▸ Dataset records:

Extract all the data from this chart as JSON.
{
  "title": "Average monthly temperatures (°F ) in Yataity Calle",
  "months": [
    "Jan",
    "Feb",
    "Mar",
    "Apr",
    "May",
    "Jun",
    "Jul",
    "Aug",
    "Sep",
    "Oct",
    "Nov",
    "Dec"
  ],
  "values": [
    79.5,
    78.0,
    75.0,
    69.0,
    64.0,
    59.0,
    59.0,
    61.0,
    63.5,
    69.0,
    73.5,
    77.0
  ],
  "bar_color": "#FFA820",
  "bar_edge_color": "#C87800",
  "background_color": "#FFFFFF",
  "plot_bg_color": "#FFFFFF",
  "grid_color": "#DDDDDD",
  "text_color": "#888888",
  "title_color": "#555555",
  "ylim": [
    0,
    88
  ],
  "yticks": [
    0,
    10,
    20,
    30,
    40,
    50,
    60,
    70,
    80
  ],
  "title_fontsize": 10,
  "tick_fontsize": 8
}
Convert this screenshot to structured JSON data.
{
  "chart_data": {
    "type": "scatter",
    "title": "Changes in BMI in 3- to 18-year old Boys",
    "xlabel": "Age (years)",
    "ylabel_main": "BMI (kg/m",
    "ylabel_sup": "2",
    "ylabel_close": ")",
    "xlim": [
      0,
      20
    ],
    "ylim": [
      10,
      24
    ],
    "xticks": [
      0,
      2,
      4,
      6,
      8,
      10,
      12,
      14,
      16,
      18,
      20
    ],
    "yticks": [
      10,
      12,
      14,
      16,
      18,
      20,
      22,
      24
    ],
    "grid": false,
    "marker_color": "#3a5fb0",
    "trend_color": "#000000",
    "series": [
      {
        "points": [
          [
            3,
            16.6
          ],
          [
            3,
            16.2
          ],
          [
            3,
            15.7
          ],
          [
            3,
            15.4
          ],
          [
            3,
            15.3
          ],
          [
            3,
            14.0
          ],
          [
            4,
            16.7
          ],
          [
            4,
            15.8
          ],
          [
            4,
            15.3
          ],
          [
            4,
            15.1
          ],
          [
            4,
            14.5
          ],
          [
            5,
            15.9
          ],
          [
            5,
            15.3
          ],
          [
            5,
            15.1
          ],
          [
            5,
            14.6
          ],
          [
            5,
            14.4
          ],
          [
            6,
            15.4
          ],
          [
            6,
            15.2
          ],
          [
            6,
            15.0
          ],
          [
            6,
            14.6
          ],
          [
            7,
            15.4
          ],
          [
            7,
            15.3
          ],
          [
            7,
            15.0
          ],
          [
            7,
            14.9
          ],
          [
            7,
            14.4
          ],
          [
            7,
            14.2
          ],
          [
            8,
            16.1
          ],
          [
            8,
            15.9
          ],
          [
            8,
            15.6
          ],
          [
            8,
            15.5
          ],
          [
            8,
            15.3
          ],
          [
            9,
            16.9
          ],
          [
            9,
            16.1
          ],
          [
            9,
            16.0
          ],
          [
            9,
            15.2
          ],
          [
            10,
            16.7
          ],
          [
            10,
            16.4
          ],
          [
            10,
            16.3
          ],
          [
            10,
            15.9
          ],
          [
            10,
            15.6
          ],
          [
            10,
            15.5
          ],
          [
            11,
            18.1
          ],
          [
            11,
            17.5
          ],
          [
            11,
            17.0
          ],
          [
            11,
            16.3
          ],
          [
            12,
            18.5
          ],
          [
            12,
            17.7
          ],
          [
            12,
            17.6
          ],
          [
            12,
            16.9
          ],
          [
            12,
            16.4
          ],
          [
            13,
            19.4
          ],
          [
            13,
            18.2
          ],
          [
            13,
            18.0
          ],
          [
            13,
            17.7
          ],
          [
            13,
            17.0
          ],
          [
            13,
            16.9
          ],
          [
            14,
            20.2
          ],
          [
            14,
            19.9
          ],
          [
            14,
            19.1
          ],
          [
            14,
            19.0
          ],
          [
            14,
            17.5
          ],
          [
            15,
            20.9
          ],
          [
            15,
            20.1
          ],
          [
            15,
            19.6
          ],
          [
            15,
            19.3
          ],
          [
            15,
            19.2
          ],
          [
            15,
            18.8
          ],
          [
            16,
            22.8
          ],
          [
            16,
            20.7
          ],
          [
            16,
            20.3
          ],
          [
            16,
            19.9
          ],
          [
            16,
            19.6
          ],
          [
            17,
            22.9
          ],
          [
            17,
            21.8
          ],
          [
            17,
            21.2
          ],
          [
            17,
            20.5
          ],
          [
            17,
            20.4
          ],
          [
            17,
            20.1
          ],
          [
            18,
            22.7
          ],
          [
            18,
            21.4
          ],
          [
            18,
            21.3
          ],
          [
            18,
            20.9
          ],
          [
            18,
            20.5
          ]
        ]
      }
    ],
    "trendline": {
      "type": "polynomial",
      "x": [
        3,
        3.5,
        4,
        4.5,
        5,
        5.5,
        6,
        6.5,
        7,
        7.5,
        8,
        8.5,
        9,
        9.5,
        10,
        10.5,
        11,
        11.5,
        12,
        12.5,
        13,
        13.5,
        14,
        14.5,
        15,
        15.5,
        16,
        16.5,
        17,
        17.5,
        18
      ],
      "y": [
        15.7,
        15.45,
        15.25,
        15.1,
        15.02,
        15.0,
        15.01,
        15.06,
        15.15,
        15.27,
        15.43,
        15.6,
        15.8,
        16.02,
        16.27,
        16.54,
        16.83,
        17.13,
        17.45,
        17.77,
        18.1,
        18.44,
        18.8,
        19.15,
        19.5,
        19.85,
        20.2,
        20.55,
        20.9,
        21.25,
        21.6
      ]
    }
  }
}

▸ Given task: Only the number is wanted: how many lines above include the word "FFFFFF"?

▸ Result for this task: 2